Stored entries
[BEGIN]
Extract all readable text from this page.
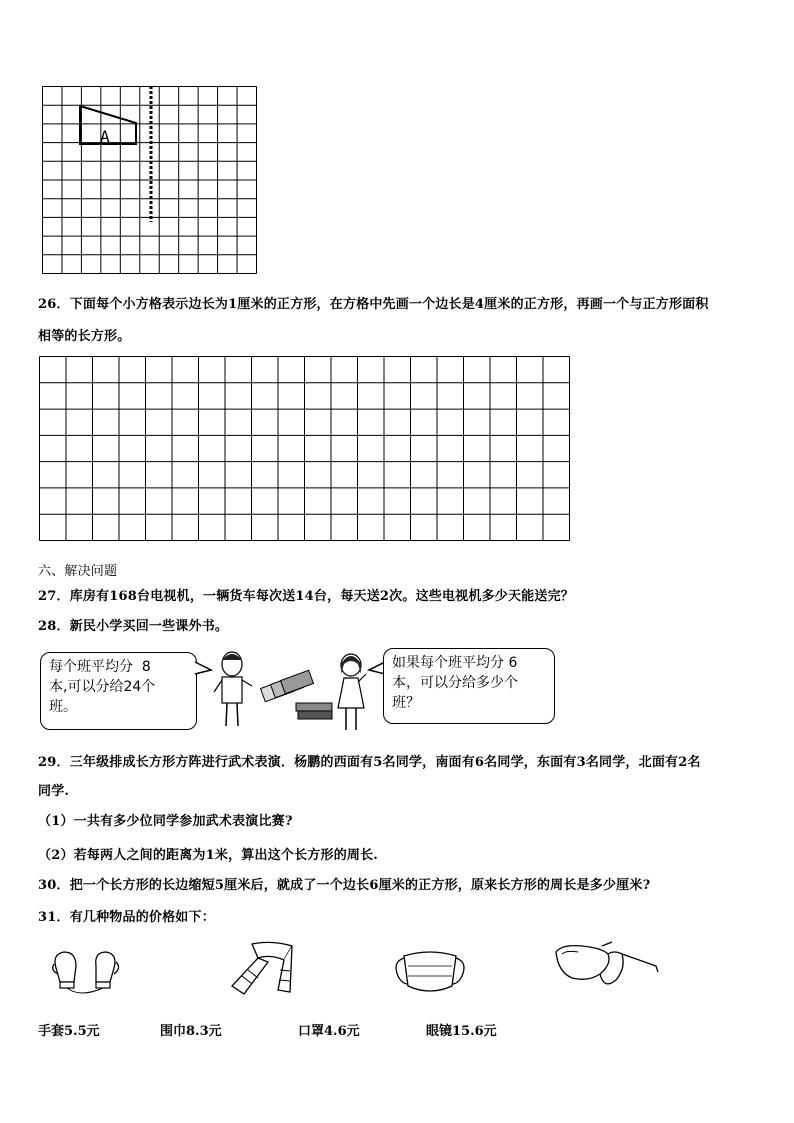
A
26．下面每个小方格表示边长为1厘米的正方形，在方格中先画一个边长是4厘米的正方形，再画一个与正方形面积
相等的长方形。
六、解决问题
27．库房有168台电视机，一辆货车每次送14台，每天送2次。这些电视机多少天能送完？
28．新民小学买回一些课外书。
每个班平均分  8
本,可以分给24个
班。
如果每个班平均分 6
本，可以分给多少个
班？
29．三年级排成长方形方阵进行武术表演．杨鹏的西面有5名同学，南面有6名同学，东面有3名同学，北面有2名
同学.
（1）一共有多少位同学参加武术表演比赛?
（2）若每两人之间的距离为1米，算出这个长方形的周长.
30．把一个长方形的长边缩短5厘米后，就成了一个边长6厘米的正方形，原来长方形的周长是多少厘米?
31．有几种物品的价格如下：
手套5.5元	围巾8.3元	口罩4.6元	眼镜15.6元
[END]
_Your objective_. Repeat everything in the records precisely. Images are excluded from the copy.

_The completed task_.
Extract all readable text from this page.
A
26．下面每个小方格表示边长为1厘米的正方形，在方格中先画一个边长是4厘米的正方形，再画一个与正方形面积
相等的长方形。
六、解决问题
27．库房有168台电视机，一辆货车每次送14台，每天送2次。这些电视机多少天能送完？
28．新民小学买回一些课外书。
每个班平均分  8
本,可以分给24个
班。
如果每个班平均分 6
本，可以分给多少个
班？
29．三年级排成长方形方阵进行武术表演．杨鹏的西面有5名同学，南面有6名同学，东面有3名同学，北面有2名
同学.
（1）一共有多少位同学参加武术表演比赛?
（2）若每两人之间的距离为1米，算出这个长方形的周长.
30．把一个长方形的长边缩短5厘米后，就成了一个边长6厘米的正方形，原来长方形的周长是多少厘米?
31．有几种物品的价格如下：
手套5.5元	围巾8.3元	口罩4.6元	眼镜15.6元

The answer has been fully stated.